● Material shown:

>> BEGIN

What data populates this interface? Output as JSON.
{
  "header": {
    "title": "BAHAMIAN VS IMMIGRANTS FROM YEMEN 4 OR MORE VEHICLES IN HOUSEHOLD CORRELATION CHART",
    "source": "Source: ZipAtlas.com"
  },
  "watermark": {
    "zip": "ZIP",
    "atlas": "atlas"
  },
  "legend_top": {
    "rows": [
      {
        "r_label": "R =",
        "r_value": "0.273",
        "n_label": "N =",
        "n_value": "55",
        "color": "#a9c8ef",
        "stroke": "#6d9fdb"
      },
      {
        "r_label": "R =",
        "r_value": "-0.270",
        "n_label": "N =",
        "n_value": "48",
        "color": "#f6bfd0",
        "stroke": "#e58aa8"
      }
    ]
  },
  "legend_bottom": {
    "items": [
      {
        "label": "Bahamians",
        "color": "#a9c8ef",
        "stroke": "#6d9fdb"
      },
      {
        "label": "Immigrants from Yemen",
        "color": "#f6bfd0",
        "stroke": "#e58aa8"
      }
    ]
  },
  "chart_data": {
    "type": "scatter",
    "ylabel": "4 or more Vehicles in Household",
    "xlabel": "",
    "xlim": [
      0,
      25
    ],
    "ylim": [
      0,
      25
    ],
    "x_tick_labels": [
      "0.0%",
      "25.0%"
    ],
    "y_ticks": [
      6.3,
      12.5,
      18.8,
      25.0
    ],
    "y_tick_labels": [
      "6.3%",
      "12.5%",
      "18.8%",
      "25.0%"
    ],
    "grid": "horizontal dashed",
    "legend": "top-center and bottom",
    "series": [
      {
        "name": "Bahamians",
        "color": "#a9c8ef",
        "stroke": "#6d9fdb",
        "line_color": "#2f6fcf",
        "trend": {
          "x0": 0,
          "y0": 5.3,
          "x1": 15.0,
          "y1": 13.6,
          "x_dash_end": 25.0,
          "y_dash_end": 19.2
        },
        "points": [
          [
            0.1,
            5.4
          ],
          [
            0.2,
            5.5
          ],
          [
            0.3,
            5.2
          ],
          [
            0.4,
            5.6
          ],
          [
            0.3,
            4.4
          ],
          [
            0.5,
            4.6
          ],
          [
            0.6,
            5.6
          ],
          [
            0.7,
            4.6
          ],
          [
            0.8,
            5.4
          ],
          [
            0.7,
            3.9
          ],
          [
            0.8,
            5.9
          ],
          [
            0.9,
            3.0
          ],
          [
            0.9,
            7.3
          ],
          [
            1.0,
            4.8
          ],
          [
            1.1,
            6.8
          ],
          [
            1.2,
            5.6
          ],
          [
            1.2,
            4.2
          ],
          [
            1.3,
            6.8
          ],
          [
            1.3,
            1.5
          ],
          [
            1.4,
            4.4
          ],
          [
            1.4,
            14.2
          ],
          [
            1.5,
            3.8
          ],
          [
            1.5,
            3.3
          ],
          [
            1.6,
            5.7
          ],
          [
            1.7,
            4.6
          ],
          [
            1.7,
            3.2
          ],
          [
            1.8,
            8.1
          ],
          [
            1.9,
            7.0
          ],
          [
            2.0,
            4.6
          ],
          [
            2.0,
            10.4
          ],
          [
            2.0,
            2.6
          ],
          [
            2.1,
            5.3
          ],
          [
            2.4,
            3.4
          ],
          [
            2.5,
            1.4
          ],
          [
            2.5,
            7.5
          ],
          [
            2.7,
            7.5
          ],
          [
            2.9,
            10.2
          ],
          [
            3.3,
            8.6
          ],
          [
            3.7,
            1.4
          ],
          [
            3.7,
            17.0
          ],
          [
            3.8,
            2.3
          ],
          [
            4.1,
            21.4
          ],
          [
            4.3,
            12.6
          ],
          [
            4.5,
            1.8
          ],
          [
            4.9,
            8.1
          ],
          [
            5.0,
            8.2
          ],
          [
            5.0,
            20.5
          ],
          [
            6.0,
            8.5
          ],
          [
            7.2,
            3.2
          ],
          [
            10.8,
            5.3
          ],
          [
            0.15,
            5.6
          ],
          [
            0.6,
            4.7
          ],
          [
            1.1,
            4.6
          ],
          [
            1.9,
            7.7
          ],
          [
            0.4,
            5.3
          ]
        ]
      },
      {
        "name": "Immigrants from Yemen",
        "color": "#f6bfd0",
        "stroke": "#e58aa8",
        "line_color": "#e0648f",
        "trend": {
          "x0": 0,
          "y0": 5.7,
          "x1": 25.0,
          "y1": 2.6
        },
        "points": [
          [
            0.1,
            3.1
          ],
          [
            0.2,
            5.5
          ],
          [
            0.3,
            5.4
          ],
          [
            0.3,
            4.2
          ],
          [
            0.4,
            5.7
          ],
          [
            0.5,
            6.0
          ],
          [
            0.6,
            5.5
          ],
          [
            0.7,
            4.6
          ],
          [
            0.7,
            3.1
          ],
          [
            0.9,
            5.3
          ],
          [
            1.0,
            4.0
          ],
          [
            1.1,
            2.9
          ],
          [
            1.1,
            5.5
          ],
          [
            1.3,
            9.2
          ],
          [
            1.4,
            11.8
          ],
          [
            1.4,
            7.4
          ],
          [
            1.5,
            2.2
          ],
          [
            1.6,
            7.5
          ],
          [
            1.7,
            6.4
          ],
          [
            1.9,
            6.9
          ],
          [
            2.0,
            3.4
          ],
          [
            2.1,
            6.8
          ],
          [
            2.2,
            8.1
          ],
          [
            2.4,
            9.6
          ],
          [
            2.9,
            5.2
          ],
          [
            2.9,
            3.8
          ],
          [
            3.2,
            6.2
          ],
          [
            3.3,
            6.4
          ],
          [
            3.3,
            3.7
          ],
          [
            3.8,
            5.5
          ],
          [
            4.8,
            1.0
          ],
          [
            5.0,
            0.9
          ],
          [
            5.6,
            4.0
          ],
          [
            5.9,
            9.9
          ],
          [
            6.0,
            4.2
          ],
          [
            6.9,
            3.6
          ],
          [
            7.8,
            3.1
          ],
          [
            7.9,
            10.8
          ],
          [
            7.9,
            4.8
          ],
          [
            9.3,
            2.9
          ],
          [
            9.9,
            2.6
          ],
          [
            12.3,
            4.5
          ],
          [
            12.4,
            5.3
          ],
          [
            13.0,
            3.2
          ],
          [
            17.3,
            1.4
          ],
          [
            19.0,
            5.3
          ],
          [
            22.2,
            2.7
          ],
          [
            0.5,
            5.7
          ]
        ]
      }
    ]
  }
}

>> END

● Short task: Output the listing above word for word.

● Final result:
What data populates this interface? Output as JSON.
{
  "header": {
    "title": "BAHAMIAN VS IMMIGRANTS FROM YEMEN 4 OR MORE VEHICLES IN HOUSEHOLD CORRELATION CHART",
    "source": "Source: ZipAtlas.com"
  },
  "watermark": {
    "zip": "ZIP",
    "atlas": "atlas"
  },
  "legend_top": {
    "rows": [
      {
        "r_label": "R =",
        "r_value": "0.273",
        "n_label": "N =",
        "n_value": "55",
        "color": "#a9c8ef",
        "stroke": "#6d9fdb"
      },
      {
        "r_label": "R =",
        "r_value": "-0.270",
        "n_label": "N =",
        "n_value": "48",
        "color": "#f6bfd0",
        "stroke": "#e58aa8"
      }
    ]
  },
  "legend_bottom": {
    "items": [
      {
        "label": "Bahamians",
        "color": "#a9c8ef",
        "stroke": "#6d9fdb"
      },
      {
        "label": "Immigrants from Yemen",
        "color": "#f6bfd0",
        "stroke": "#e58aa8"
      }
    ]
  },
  "chart_data": {
    "type": "scatter",
    "ylabel": "4 or more Vehicles in Household",
    "xlabel": "",
    "xlim": [
      0,
      25
    ],
    "ylim": [
      0,
      25
    ],
    "x_tick_labels": [
      "0.0%",
      "25.0%"
    ],
    "y_ticks": [
      6.3,
      12.5,
      18.8,
      25.0
    ],
    "y_tick_labels": [
      "6.3%",
      "12.5%",
      "18.8%",
      "25.0%"
    ],
    "grid": "horizontal dashed",
    "legend": "top-center and bottom",
    "series": [
      {
        "name": "Bahamians",
        "color": "#a9c8ef",
        "stroke": "#6d9fdb",
        "line_color": "#2f6fcf",
        "trend": {
          "x0": 0,
          "y0": 5.3,
          "x1": 15.0,
          "y1": 13.6,
          "x_dash_end": 25.0,
          "y_dash_end": 19.2
        },
        "points": [
          [
            0.1,
            5.4
          ],
          [
            0.2,
            5.5
          ],
          [
            0.3,
            5.2
          ],
          [
            0.4,
            5.6
          ],
          [
            0.3,
            4.4
          ],
          [
            0.5,
            4.6
          ],
          [
            0.6,
            5.6
          ],
          [
            0.7,
            4.6
          ],
          [
            0.8,
            5.4
          ],
          [
            0.7,
            3.9
          ],
          [
            0.8,
            5.9
          ],
          [
            0.9,
            3.0
          ],
          [
            0.9,
            7.3
          ],
          [
            1.0,
            4.8
          ],
          [
            1.1,
            6.8
          ],
          [
            1.2,
            5.6
          ],
          [
            1.2,
            4.2
          ],
          [
            1.3,
            6.8
          ],
          [
            1.3,
            1.5
          ],
          [
            1.4,
            4.4
          ],
          [
            1.4,
            14.2
          ],
          [
            1.5,
            3.8
          ],
          [
            1.5,
            3.3
          ],
          [
            1.6,
            5.7
          ],
          [
            1.7,
            4.6
          ],
          [
            1.7,
            3.2
          ],
          [
            1.8,
            8.1
          ],
          [
            1.9,
            7.0
          ],
          [
            2.0,
            4.6
          ],
          [
            2.0,
            10.4
          ],
          [
            2.0,
            2.6
          ],
          [
            2.1,
            5.3
          ],
          [
            2.4,
            3.4
          ],
          [
            2.5,
            1.4
          ],
          [
            2.5,
            7.5
          ],
          [
            2.7,
            7.5
          ],
          [
            2.9,
            10.2
          ],
          [
            3.3,
            8.6
          ],
          [
            3.7,
            1.4
          ],
          [
            3.7,
            17.0
          ],
          [
            3.8,
            2.3
          ],
          [
            4.1,
            21.4
          ],
          [
            4.3,
            12.6
          ],
          [
            4.5,
            1.8
          ],
          [
            4.9,
            8.1
          ],
          [
            5.0,
            8.2
          ],
          [
            5.0,
            20.5
          ],
          [
            6.0,
            8.5
          ],
          [
            7.2,
            3.2
          ],
          [
            10.8,
            5.3
          ],
          [
            0.15,
            5.6
          ],
          [
            0.6,
            4.7
          ],
          [
            1.1,
            4.6
          ],
          [
            1.9,
            7.7
          ],
          [
            0.4,
            5.3
          ]
        ]
      },
      {
        "name": "Immigrants from Yemen",
        "color": "#f6bfd0",
        "stroke": "#e58aa8",
        "line_color": "#e0648f",
        "trend": {
          "x0": 0,
          "y0": 5.7,
          "x1": 25.0,
          "y1": 2.6
        },
        "points": [
          [
            0.1,
            3.1
          ],
          [
            0.2,
            5.5
          ],
          [
            0.3,
            5.4
          ],
          [
            0.3,
            4.2
          ],
          [
            0.4,
            5.7
          ],
          [
            0.5,
            6.0
          ],
          [
            0.6,
            5.5
          ],
          [
            0.7,
            4.6
          ],
          [
            0.7,
            3.1
          ],
          [
            0.9,
            5.3
          ],
          [
            1.0,
            4.0
          ],
          [
            1.1,
            2.9
          ],
          [
            1.1,
            5.5
          ],
          [
            1.3,
            9.2
          ],
          [
            1.4,
            11.8
          ],
          [
            1.4,
            7.4
          ],
          [
            1.5,
            2.2
          ],
          [
            1.6,
            7.5
          ],
          [
            1.7,
            6.4
          ],
          [
            1.9,
            6.9
          ],
          [
            2.0,
            3.4
          ],
          [
            2.1,
            6.8
          ],
          [
            2.2,
            8.1
          ],
          [
            2.4,
            9.6
          ],
          [
            2.9,
            5.2
          ],
          [
            2.9,
            3.8
          ],
          [
            3.2,
            6.2
          ],
          [
            3.3,
            6.4
          ],
          [
            3.3,
            3.7
          ],
          [
            3.8,
            5.5
          ],
          [
            4.8,
            1.0
          ],
          [
            5.0,
            0.9
          ],
          [
            5.6,
            4.0
          ],
          [
            5.9,
            9.9
          ],
          [
            6.0,
            4.2
          ],
          [
            6.9,
            3.6
          ],
          [
            7.8,
            3.1
          ],
          [
            7.9,
            10.8
          ],
          [
            7.9,
            4.8
          ],
          [
            9.3,
            2.9
          ],
          [
            9.9,
            2.6
          ],
          [
            12.3,
            4.5
          ],
          [
            12.4,
            5.3
          ],
          [
            13.0,
            3.2
          ],
          [
            17.3,
            1.4
          ],
          [
            19.0,
            5.3
          ],
          [
            22.2,
            2.7
          ],
          [
            0.5,
            5.7
          ]
        ]
      }
    ]
  }
}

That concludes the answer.